### Do this
An exact copy of all the data is required, with pictures left out.

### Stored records
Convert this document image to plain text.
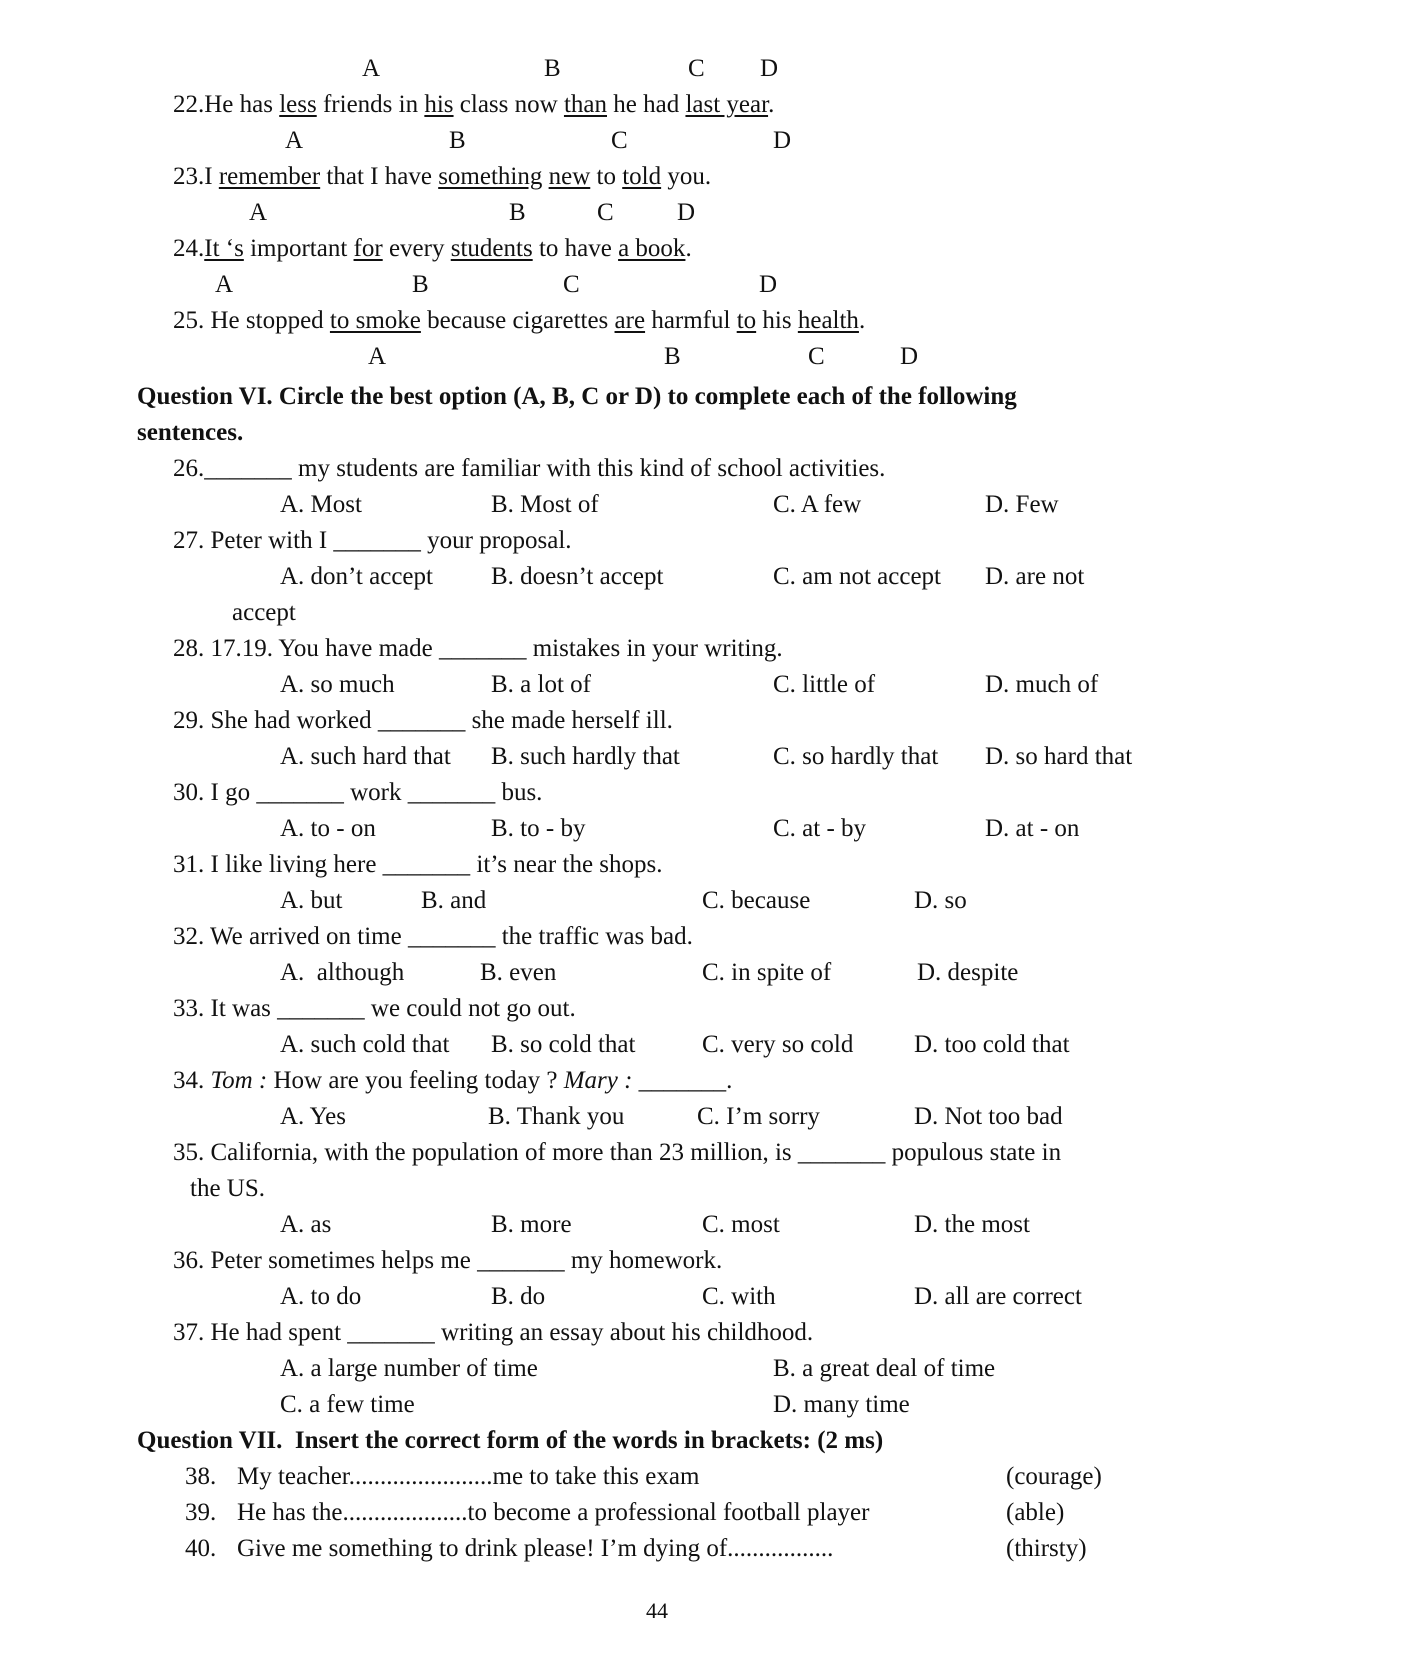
A	B	C D
22.He has less friends in his class now than he had last year.
A	B	C	D
23.I remember that I have something new to told you.
A	B	C	D
24.It ‘s important for every students to have a book.
A	B	C	D
25. He stopped to smoke because cigarettes are harmful to his health.
A	B	C	D
Question VI. Circle the best option (A, B, C or D) to complete each of the following
sentences.
26._______ my students are familiar with this kind of school activities.
A. Most	B. Most of	C. A few	D. Few
27. Peter with I _______ your proposal.
A. don’t accept B. doesn’t accept	C. am not accept D. are not
accept
28. 17.19. You have made _______ mistakes in your writing.
A. so much	B. a lot of	C. little of	D. much of
29. She had worked _______ she made herself ill.
A. such hard that B. such hardly that	C. so hardly that D. so hard that
30. I go _______ work _______ bus.
A. to - on	B. to - by	C. at - by	D. at - on
31. I like living here _______ it’s near the shops.
A. but	B. and	C. because	D. so
32. We arrived on time _______ the traffic was bad.
A.  although	B. even	C. in spite of	D. despite
33. It was _______ we could not go out.
A. such cold that B. so cold that	C. very so cold D. too cold that
34. Tom : How are you feeling today ? Mary : _______.
A. Yes	B. Thank you	C. I’m sorry	D. Not too bad
35. California, with the population of more than 23 million, is _______ populous state in
the US.
A. as	B. more	C. most	D. the most
36. Peter sometimes helps me _______ my homework.
A. to do	B. do	C. with	D. all are correct
37. He had spent _______ writing an essay about his childhood.
A. a large number of time	B. a great deal of time
C. a few time	D. many time
Question VII.  Insert the correct form of the words in brackets: (2 ms)
38. My teacher.......................me to take this exam	(courage)
39. He has the....................to become a professional football player	(able)
40. Give me something to drink please! I’m dying of.................	(thirsty)
44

### Written response
Convert this document image to plain text.
A	B	C D
22.He has less friends in his class now than he had last year.
A	B	C	D
23.I remember that I have something new to told you.
A	B	C	D
24.It ‘s important for every students to have a book.
A	B	C	D
25. He stopped to smoke because cigarettes are harmful to his health.
A	B	C	D
Question VI. Circle the best option (A, B, C or D) to complete each of the following
sentences.
26._______ my students are familiar with this kind of school activities.
A. Most	B. Most of	C. A few	D. Few
27. Peter with I _______ your proposal.
A. don’t accept B. doesn’t accept	C. am not accept D. are not
accept
28. 17.19. You have made _______ mistakes in your writing.
A. so much	B. a lot of	C. little of	D. much of
29. She had worked _______ she made herself ill.
A. such hard that B. such hardly that	C. so hardly that D. so hard that
30. I go _______ work _______ bus.
A. to - on	B. to - by	C. at - by	D. at - on
31. I like living here _______ it’s near the shops.
A. but	B. and	C. because	D. so
32. We arrived on time _______ the traffic was bad.
A.  although	B. even	C. in spite of	D. despite
33. It was _______ we could not go out.
A. such cold that B. so cold that	C. very so cold D. too cold that
34. Tom : How are you feeling today ? Mary : _______.
A. Yes	B. Thank you	C. I’m sorry	D. Not too bad
35. California, with the population of more than 23 million, is _______ populous state in
the US.
A. as	B. more	C. most	D. the most
36. Peter sometimes helps me _______ my homework.
A. to do	B. do	C. with	D. all are correct
37. He had spent _______ writing an essay about his childhood.
A. a large number of time	B. a great deal of time
C. a few time	D. many time
Question VII.  Insert the correct form of the words in brackets: (2 ms)
38. My teacher.......................me to take this exam	(courage)
39. He has the....................to become a professional football player	(able)
40. Give me something to drink please! I’m dying of.................	(thirsty)
44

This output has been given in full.